Some Thoughts on Culture, For the Benefit of Reducing Fear
Cultures are being disrupted and are changing — it is natural to grieve for what once was, but we must accept that it is happening and our powerlessness to stop it lest fear and violence result
I wrote the first version of this article as a response to the Christchurch Terror Attack and its aftermath. My hope — now, as it was then — is that a deeper understanding of why many individuals are seemingly in fear of “cultural loss” can serve as the first step toward addressing those fears and preventing violence.
What is a culture? A culture is a way of living and we have one because it’s efficient.
The dictionary definition of a culture is that it is the ideas, customs, and social behaviour of a particular people or society. That’s what a culture is, but not why we have them. One critical purpose of a culture is to provide a way of living. For this purpose, a culture can be thought of as an operating system for living a life — the “deep code” upon which we run our “programmes” for understanding, thinking, deciding, and doing [1].
We use culture in this way to be more efficient.
Firstly, it enables efficient decision-making. A culture encapsulates effective ways of living for a given context into “social wisdom” that enables each of us to make reasonably good decisions within that context without spending too much time or effort. For example, in the context of a harsh environment where communal effort is required to ensure survival through winter, it is more efficient to possess a culture that values communal effort over individual effort than to analyse the rationality of participating in the harvest every autumn.
Secondly, it enables efficient interpersonal interactions. Understanding and reaching agreement with others is easier when we have a similar way of understanding, thinking, deciding, and doing to the people around us. Humans are social animals so this benefit of culture is hugely valuable.
What is happening to culture? It is being disrupted by the increasing pace of change.
The concept of culture I have just described is undergoing a disruption. Most cultures have developed within a stable context of some kind — a relatively unchanging environment and population of individuals. This has enabled cultures to optimise for both of those key efficiency benefits — decision-making efficiency and interpersonal efficiency.
However, the type of stable environments that develop and optimise cultures have been swept aside by the increased pace of change of science, knowledge, and technology in recent centuries. This can be described as an accelerating change of context.
We have been through the first phase of cultural impact of this disruption — the imposition of culture. Simply, this was the use of scientific and technological advantages to acquire the resources of another society and to impose a colonising culture. This had always happened on smaller scales but became a true disruption when technology allowed it to reach a global scale.
Having undergone that, we are only now beginning to experience the second phase of cultural impact of this disruption — the insufficiency of culture. Never before have so many of us lived in a context to which our culture is not optimised. Never before have so many of us interacted so frequently with individuals whose culture is not our own. Pre-colonisation, those were rare experiences. During colonisation, these were the experiences of the colonised. Now, they are states experienced by all. Put together, we are all losing both the decision-making and interpersonal efficiencies of culture on which we are accustomed to rely.

◆ **RAW RECORDS**:
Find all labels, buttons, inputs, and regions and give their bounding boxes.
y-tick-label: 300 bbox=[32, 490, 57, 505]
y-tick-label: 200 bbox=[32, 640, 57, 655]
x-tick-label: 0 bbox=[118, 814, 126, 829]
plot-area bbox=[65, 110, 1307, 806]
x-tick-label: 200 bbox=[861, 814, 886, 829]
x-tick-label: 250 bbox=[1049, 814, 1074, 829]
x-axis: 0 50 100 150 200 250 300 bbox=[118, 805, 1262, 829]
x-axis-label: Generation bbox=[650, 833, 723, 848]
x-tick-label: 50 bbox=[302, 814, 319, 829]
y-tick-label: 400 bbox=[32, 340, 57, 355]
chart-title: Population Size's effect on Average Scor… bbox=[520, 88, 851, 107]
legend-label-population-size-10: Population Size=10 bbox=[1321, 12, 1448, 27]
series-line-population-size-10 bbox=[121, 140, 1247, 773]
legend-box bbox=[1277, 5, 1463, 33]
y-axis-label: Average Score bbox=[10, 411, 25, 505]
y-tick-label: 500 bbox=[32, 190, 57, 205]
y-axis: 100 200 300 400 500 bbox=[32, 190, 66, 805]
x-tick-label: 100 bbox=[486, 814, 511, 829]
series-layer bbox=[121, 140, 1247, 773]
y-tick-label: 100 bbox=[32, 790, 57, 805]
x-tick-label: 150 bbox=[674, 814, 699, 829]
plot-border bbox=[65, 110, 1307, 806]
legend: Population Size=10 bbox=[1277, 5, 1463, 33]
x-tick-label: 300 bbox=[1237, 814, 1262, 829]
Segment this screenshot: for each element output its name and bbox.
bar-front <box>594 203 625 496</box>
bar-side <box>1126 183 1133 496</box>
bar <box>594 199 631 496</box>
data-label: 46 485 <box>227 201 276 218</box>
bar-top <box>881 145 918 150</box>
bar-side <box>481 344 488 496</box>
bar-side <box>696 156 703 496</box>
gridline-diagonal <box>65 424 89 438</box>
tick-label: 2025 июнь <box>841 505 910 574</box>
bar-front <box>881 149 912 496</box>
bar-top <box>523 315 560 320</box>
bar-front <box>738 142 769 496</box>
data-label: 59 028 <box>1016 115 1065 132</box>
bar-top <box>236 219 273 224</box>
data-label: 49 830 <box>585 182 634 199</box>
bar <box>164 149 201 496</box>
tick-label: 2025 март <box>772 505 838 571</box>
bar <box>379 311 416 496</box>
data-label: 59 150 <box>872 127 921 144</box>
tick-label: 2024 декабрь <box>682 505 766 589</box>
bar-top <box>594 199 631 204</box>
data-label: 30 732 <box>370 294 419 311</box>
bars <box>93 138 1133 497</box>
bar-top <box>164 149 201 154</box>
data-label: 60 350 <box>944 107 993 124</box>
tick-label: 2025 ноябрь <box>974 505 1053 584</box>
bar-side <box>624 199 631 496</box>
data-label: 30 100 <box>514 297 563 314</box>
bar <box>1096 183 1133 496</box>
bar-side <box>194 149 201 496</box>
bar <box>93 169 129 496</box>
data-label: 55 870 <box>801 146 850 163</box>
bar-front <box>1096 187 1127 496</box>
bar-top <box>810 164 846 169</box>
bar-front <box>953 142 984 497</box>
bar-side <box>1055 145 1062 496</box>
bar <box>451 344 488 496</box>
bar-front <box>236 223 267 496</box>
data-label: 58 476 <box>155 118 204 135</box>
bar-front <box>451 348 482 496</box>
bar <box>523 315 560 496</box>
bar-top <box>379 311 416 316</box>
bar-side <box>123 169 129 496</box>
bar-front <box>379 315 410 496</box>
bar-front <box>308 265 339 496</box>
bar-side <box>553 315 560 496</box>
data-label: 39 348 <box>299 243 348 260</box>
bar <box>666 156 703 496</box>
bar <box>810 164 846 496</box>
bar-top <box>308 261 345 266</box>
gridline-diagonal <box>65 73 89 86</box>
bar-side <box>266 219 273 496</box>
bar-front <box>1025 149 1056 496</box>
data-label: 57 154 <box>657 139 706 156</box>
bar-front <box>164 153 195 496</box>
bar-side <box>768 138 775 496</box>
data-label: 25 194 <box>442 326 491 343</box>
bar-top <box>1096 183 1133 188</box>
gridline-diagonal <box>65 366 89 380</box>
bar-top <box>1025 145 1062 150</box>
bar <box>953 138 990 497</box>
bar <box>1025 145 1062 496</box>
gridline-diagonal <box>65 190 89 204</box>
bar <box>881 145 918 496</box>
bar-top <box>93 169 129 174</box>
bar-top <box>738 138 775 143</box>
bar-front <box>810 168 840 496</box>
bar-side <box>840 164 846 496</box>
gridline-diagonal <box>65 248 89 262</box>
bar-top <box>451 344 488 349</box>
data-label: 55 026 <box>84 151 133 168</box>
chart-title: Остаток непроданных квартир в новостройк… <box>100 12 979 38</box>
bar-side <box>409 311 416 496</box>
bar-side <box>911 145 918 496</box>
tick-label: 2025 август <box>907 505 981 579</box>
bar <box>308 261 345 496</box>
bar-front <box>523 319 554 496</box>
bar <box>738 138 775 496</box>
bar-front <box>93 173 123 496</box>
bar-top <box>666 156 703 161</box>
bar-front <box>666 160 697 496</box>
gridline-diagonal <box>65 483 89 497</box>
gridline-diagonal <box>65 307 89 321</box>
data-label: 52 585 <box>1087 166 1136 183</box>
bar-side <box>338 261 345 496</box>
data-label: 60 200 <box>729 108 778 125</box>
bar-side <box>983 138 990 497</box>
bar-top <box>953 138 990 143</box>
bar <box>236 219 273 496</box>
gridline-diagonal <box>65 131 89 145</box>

◆ **TASKS AND EXERCISES**:
**a)** Turn the paragraph of the culture essay that begins "Firstly, it enables efficient decision-making." into a short bulleted list that keeps its main facts.
**b)** Answer these questions from the culture essay:
(i) What event led the writer to produce the first version of the article?
(ii) Which two efficiency benefits did stable contexts allow cultures to optimize?
(iii) What name does the essay give to the first phase of cultural impact of the disruption?
**c)** The culture essay describes culture as "deep code" on which we run our "programmes" for certain activities. List every activity it names there.
Base every answer only on the culture essay.

◆ **RESPONSES FOR EACH TASK**:
**a)**
- Culture enables efficient decision-making.
- It packs effective ways of living for a given context into "social wisdom."
- This lets each person make reasonably good decisions in that context without much time or effort.
- Example: in a harsh environment where surviving winter requires communal effort, it is more efficient to have a culture that values communal over individual effort than to analyze every autumn whether joining the harvest is rational.

**b)**
(i) The Christchurch Terror Attack and its aftermath.
(ii) Decision-making efficiency and interpersonal efficiency.
(iii) The imposition of culture.

**c)**
- Understanding
- Thinking
- Deciding
- Doing